[Exercise brief] In the benchmark notes, why does the writer care mainly about unquoted performance? Answer in one to three sentences.

[Passage given]
## Start
Results from a Thinkpad X200 with a Core2Duo P8600 @ 2.4GHz:
Benchmark: timing 10 iterations of cp, ip...
cp: 12.868 wallclock secs (12.86 usr + 0.00 sys = 12.86 CPU) @ 0.78/s (n=10)
ip: 10.9137 wallclock secs (10.91 usr + 0.00 sys = 10.91 CPU) @ 0.92/s (n=10)
Note: I mainly care about unquoted performance because
that's the common case for the target audience of public-inbox.
## End
Box coordinate listings:
## Start
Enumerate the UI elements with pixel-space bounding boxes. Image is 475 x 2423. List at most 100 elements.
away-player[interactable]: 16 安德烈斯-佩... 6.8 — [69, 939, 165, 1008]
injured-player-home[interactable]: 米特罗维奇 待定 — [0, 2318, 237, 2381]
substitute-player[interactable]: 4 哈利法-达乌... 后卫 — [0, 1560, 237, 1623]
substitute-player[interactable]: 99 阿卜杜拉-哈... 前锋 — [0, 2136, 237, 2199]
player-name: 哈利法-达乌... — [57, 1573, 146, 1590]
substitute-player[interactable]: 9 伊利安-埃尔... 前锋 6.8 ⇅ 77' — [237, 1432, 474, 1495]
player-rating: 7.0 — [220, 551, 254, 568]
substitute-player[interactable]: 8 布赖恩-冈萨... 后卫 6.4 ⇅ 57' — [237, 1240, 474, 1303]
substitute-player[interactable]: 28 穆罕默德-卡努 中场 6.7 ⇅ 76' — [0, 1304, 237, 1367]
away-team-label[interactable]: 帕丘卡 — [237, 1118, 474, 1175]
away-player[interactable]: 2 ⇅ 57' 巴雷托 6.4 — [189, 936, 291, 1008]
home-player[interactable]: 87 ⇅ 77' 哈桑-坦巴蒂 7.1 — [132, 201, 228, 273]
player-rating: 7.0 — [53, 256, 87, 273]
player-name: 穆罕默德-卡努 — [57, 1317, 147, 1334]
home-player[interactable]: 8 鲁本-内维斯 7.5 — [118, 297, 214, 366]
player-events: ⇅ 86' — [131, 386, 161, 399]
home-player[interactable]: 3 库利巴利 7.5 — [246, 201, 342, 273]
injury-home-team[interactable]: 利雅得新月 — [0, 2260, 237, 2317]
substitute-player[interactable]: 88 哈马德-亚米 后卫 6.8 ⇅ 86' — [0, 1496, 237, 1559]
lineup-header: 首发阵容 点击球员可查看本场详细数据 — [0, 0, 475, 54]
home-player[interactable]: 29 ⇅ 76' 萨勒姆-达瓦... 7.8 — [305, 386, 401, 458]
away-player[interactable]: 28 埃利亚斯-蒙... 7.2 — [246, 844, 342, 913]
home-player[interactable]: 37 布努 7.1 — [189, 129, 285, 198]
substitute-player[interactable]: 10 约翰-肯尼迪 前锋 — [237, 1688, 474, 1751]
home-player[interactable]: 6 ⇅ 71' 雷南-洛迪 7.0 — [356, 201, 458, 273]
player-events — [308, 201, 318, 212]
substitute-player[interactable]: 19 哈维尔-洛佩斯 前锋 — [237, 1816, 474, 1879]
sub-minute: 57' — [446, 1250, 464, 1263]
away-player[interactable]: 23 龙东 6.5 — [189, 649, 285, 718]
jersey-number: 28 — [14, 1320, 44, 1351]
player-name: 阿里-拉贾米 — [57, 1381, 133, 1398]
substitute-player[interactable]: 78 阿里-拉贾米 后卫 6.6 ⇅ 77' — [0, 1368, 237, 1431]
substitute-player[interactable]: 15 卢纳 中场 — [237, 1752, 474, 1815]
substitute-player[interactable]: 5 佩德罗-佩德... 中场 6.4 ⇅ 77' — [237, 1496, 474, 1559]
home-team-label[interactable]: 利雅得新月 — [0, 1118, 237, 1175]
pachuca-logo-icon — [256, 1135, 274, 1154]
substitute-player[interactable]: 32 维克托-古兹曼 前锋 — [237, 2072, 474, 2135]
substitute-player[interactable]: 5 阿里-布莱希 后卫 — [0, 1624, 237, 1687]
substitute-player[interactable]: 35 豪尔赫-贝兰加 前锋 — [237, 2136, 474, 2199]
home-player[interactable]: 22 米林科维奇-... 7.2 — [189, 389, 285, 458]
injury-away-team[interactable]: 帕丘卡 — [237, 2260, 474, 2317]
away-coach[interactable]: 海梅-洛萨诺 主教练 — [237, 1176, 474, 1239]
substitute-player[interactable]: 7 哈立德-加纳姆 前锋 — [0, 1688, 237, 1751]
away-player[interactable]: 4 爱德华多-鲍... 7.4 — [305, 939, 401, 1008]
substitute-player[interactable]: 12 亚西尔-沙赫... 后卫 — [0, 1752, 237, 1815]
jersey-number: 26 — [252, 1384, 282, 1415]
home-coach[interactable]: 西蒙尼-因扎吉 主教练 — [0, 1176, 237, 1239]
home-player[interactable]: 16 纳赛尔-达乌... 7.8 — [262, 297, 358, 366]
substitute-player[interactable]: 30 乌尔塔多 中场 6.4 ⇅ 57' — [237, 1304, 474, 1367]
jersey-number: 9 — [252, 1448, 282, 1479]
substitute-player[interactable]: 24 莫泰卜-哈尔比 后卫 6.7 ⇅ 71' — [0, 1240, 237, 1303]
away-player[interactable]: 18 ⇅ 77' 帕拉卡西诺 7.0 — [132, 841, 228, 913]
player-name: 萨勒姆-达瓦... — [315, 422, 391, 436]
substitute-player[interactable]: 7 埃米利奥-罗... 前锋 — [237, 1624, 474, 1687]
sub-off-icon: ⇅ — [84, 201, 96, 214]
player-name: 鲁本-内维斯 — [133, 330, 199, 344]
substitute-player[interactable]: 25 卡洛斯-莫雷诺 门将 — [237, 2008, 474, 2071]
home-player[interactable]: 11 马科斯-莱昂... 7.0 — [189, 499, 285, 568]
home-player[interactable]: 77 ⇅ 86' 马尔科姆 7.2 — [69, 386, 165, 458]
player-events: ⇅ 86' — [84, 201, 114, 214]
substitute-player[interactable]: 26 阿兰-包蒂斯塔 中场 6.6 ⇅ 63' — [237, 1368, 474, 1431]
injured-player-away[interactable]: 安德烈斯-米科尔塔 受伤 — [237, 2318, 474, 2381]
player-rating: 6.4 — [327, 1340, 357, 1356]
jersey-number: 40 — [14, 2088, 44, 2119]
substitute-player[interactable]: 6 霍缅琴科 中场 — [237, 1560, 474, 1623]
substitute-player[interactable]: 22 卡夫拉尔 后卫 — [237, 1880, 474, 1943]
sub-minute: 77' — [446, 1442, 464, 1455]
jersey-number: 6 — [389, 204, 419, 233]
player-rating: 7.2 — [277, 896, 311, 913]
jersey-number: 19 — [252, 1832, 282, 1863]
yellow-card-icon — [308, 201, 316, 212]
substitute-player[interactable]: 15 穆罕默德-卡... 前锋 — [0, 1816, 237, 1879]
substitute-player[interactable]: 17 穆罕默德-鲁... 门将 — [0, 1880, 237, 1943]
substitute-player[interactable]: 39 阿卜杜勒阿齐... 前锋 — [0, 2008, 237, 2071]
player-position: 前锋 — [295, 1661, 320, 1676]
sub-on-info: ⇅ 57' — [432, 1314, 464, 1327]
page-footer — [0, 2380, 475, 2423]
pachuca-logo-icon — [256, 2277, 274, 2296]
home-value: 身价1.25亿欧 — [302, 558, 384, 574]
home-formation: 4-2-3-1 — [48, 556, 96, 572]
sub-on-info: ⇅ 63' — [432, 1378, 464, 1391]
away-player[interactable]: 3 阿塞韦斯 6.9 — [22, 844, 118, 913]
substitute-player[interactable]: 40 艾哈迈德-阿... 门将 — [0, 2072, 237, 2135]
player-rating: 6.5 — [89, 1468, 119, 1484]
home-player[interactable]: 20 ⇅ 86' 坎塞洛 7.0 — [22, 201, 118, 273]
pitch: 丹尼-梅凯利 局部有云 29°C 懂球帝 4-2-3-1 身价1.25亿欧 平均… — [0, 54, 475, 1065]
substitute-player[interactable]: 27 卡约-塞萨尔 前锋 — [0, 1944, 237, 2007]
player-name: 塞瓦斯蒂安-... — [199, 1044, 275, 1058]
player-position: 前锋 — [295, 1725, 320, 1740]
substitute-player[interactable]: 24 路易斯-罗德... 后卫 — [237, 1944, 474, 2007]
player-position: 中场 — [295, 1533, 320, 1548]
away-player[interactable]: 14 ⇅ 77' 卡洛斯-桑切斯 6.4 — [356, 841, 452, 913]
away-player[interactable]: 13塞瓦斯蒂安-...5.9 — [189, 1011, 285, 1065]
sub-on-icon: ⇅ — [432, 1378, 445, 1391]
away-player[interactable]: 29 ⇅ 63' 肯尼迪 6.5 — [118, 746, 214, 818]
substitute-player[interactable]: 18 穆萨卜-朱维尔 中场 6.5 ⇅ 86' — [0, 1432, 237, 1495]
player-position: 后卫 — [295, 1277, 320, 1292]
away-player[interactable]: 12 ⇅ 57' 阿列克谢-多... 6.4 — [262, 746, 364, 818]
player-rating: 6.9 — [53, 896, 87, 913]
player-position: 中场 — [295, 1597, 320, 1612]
## End
[The reply] The writer cares mainly about unquoted performance because it is the common case for the target audience of public-inbox.